Request: List all the lines in these records that hold "повествований".

Provided entries:
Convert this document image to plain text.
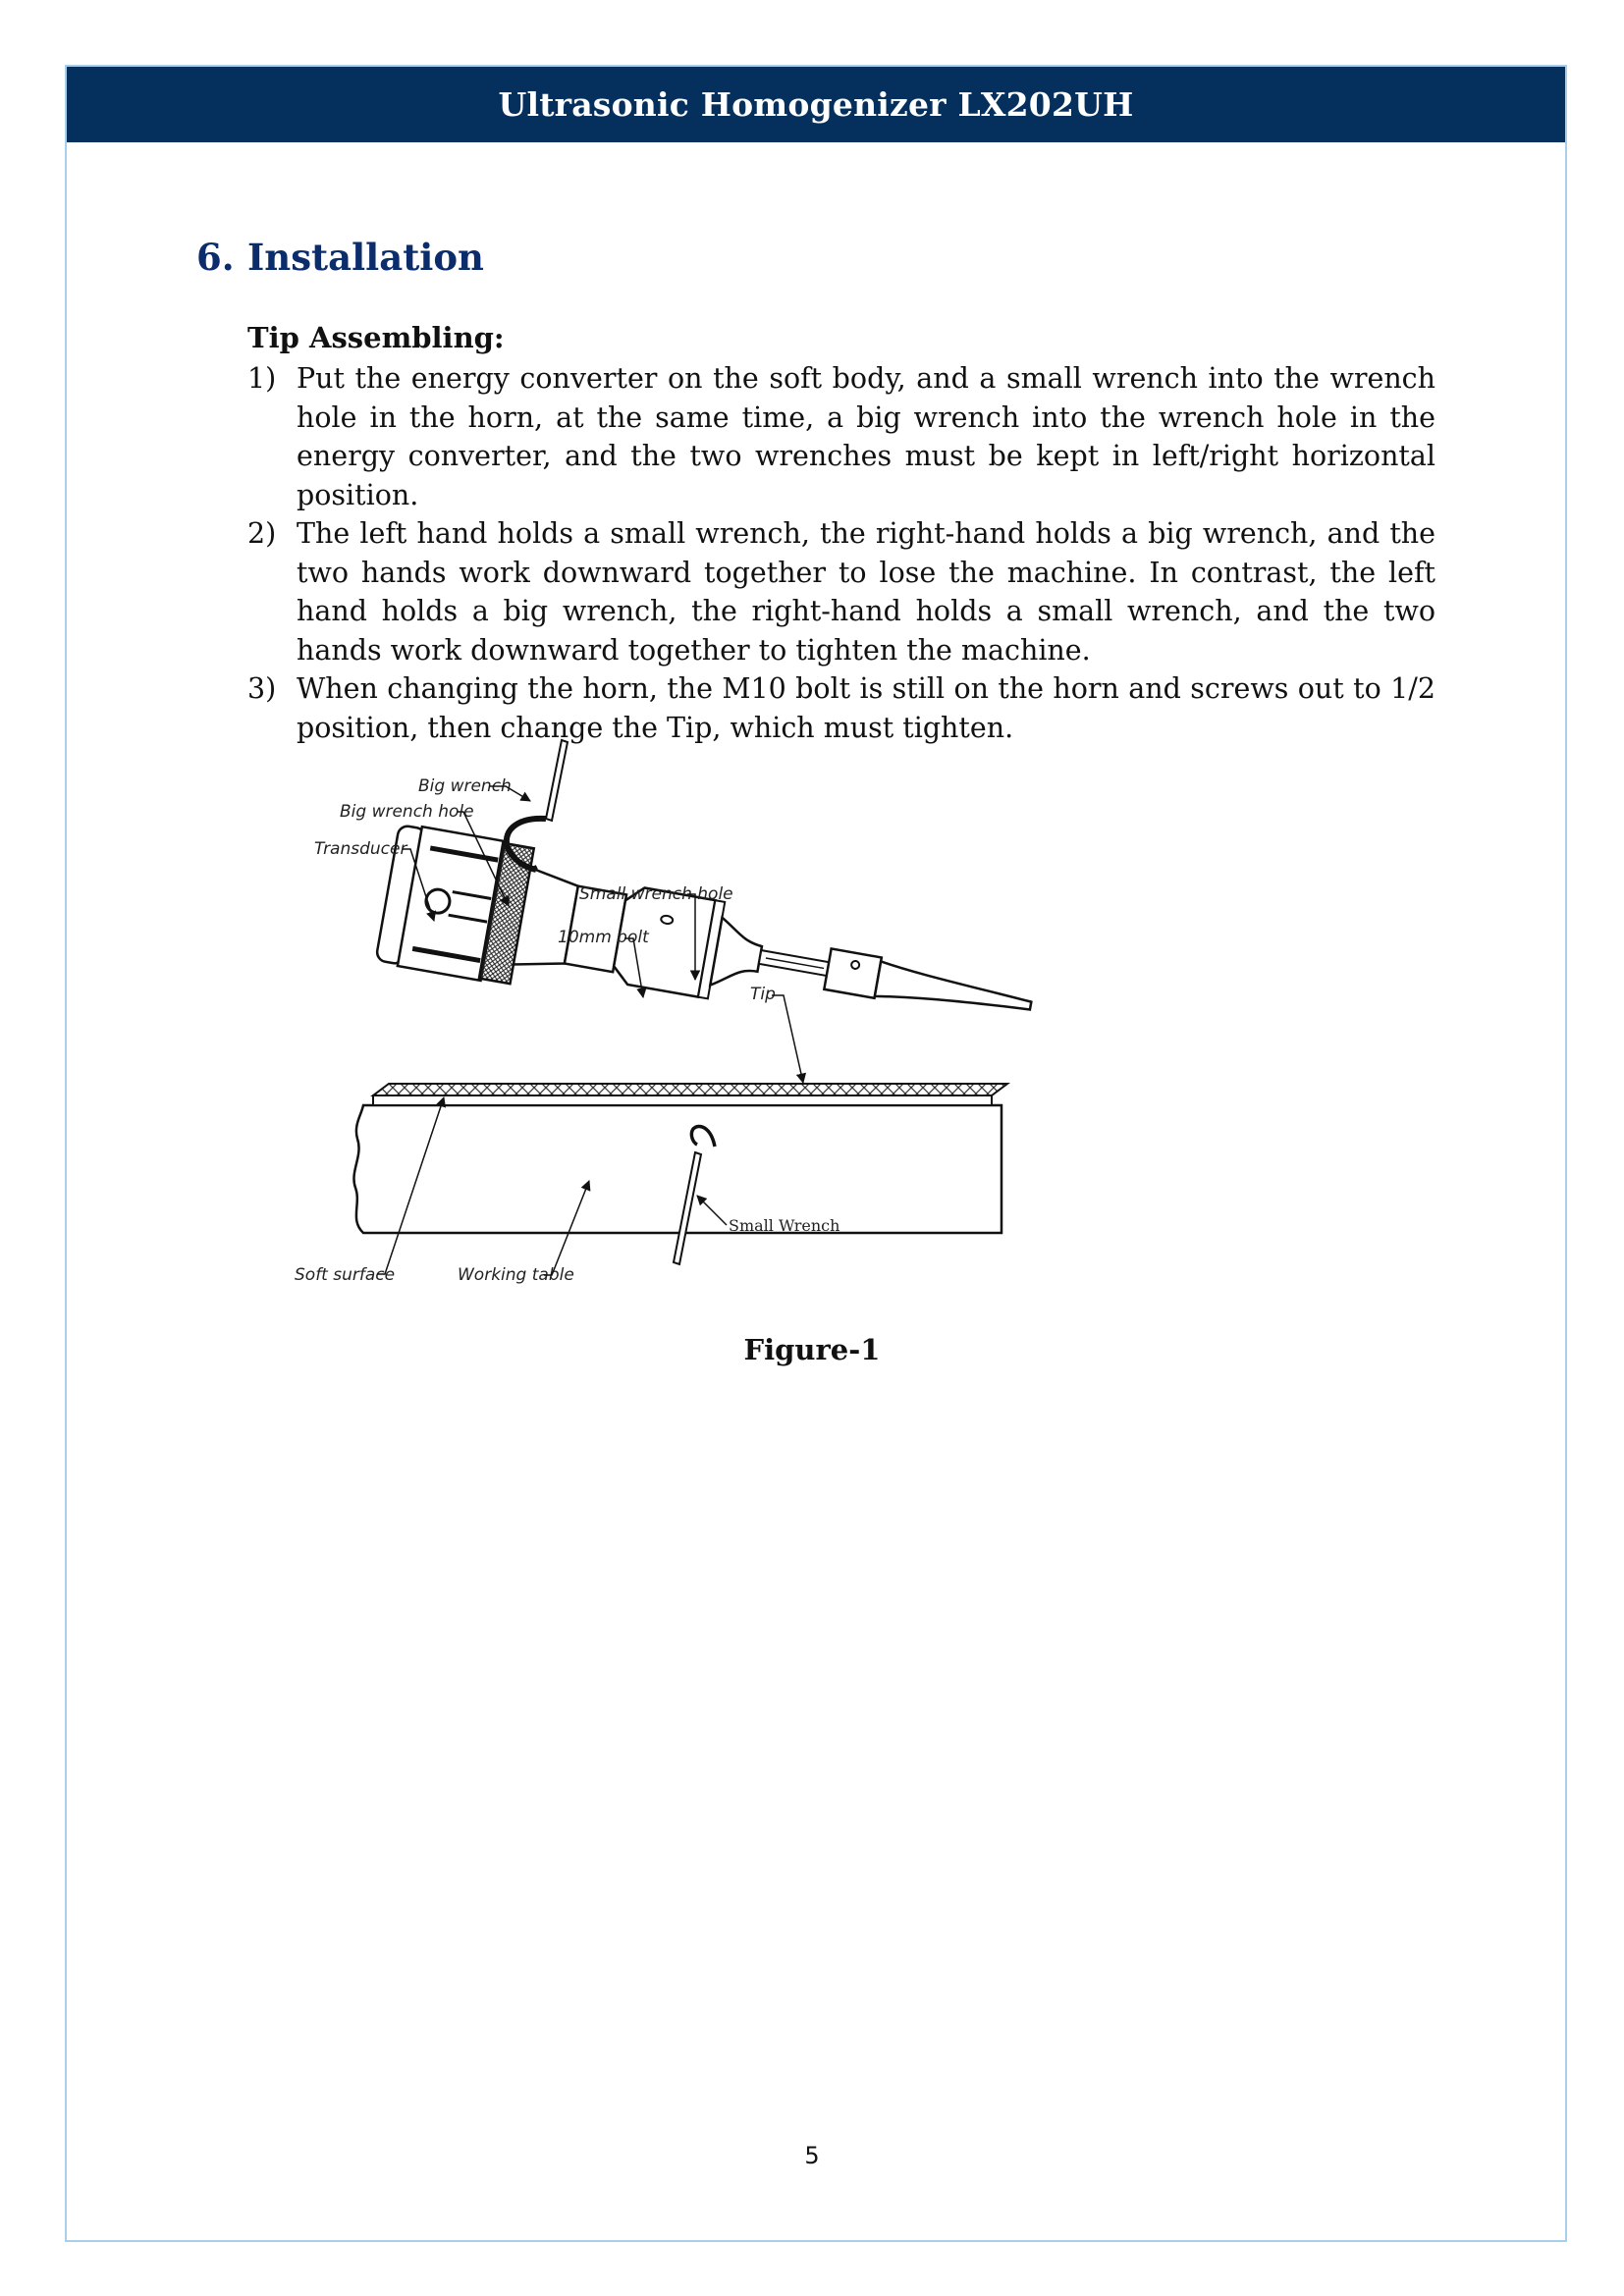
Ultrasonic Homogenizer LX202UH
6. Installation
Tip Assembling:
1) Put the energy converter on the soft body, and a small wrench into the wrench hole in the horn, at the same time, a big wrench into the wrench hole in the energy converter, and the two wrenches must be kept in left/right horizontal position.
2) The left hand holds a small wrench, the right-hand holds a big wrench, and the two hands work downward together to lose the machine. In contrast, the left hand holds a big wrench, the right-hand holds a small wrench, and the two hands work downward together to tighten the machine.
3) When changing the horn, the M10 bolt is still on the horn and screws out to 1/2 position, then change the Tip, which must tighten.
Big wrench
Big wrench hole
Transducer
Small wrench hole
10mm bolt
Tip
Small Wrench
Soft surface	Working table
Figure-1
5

---

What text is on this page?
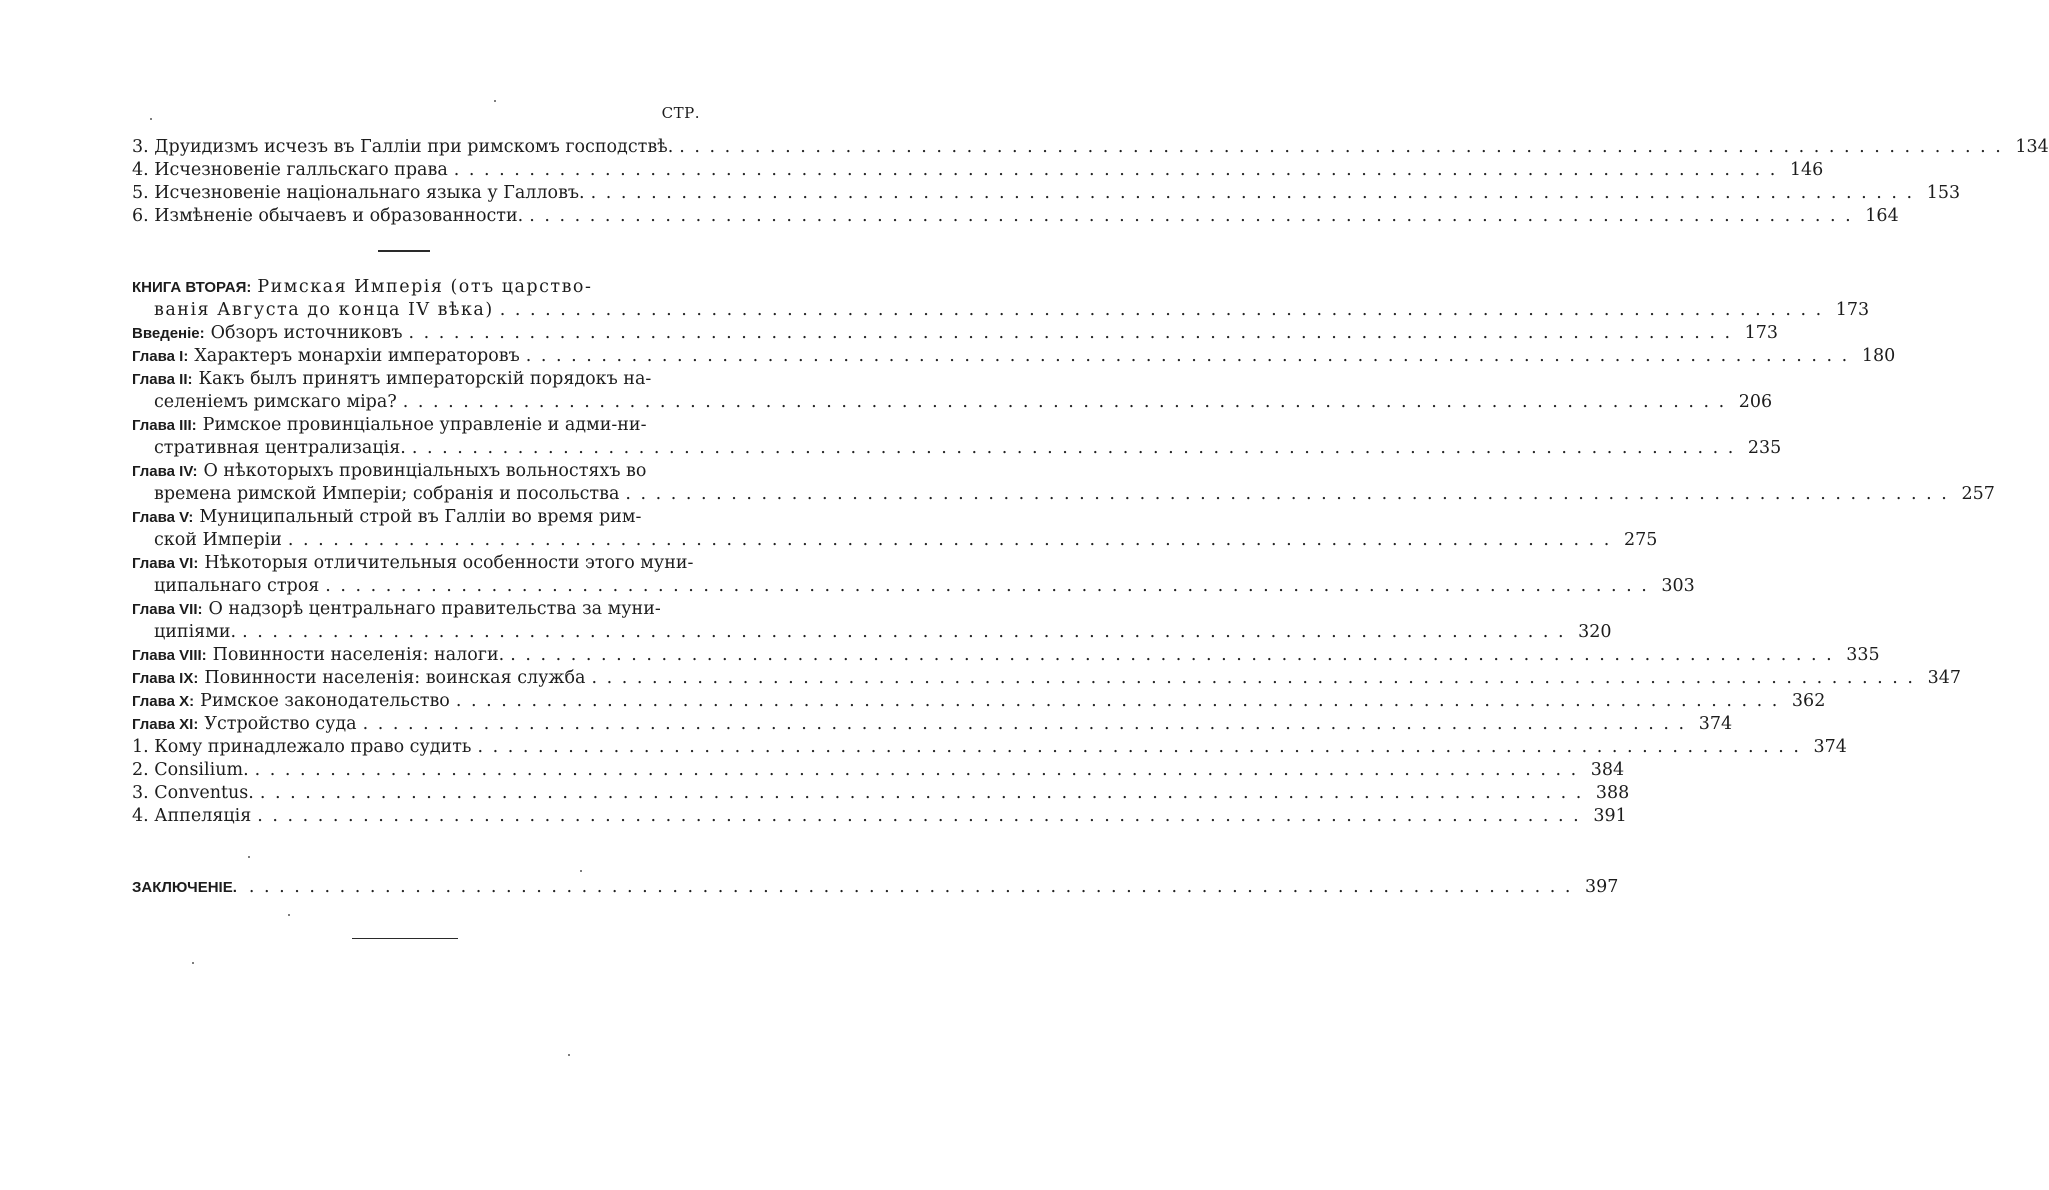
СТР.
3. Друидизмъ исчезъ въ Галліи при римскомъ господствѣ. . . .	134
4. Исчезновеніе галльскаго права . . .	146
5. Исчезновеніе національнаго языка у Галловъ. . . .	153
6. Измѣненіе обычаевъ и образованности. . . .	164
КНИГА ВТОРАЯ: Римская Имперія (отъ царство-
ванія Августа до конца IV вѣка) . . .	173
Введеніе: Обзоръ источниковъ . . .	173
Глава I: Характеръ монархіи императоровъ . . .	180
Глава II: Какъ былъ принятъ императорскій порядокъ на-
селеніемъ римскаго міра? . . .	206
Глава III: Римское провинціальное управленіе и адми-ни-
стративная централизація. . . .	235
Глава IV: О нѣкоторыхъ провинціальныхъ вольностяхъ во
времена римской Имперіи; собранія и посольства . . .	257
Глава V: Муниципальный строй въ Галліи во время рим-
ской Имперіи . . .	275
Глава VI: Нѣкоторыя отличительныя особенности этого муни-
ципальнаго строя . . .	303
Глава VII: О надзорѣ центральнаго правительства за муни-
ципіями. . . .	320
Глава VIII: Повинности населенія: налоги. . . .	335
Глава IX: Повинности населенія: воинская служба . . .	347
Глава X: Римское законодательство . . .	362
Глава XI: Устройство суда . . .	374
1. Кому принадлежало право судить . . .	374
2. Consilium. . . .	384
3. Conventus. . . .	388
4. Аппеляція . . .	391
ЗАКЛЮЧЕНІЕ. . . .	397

...

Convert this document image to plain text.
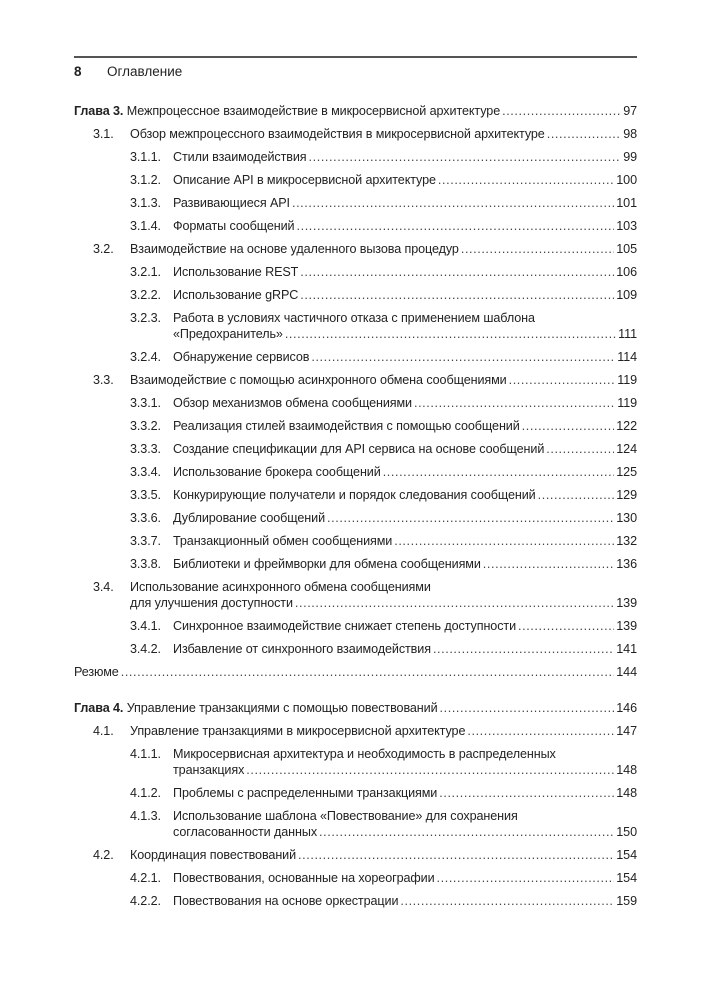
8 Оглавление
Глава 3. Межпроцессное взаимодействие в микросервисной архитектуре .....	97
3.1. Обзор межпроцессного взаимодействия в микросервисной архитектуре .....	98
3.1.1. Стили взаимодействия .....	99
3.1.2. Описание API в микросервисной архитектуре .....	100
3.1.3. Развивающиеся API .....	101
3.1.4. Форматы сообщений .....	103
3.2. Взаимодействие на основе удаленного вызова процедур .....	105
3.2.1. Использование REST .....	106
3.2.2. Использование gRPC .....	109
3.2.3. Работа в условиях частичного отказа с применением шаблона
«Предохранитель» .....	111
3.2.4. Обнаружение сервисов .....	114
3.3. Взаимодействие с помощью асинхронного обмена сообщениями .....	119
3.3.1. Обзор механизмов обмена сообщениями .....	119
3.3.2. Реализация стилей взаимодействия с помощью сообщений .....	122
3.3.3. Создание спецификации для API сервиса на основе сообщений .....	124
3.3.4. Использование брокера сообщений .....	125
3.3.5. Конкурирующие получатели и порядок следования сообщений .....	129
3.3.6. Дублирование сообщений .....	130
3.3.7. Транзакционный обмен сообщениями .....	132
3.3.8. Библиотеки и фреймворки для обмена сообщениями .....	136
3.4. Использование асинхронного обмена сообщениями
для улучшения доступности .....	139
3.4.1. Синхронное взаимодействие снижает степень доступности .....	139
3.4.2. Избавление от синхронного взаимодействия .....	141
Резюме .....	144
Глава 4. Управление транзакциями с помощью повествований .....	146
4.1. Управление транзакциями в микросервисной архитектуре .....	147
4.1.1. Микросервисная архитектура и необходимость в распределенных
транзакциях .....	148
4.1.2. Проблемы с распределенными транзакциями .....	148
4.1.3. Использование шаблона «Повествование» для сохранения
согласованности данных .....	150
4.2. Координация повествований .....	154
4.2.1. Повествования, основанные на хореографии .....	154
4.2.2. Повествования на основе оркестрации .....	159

Solution for this exercise:
Глава 4. Управление транзакциями с помощью повествований .....	146
4.2. Координация повествований .....	154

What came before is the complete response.